_EXERCISE INSTRUCTIONS_:
Give the count of lines in the data that include the string "background", with no added remarks.

_DATA_:
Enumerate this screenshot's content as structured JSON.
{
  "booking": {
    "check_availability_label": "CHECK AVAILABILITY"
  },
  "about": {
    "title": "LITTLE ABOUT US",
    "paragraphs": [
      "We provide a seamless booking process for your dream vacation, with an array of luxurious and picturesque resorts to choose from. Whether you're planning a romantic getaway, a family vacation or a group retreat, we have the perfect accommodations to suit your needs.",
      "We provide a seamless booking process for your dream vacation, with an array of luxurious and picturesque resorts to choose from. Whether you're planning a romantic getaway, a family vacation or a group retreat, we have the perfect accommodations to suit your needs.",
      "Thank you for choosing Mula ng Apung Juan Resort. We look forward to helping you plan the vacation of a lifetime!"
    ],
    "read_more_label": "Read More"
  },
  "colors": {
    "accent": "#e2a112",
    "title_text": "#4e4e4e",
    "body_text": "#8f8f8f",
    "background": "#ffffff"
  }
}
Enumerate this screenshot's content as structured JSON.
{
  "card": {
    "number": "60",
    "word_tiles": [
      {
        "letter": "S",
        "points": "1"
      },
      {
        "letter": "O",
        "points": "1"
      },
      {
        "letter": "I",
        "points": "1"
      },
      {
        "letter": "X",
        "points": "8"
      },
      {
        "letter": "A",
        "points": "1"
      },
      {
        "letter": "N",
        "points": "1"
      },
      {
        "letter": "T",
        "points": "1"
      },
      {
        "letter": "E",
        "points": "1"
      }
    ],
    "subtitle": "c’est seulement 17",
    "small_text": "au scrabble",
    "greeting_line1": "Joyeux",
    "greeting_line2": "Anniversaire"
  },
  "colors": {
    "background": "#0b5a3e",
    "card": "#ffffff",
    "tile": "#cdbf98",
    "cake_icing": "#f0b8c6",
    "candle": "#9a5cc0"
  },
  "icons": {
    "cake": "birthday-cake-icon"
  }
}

_RESPONSE_:
2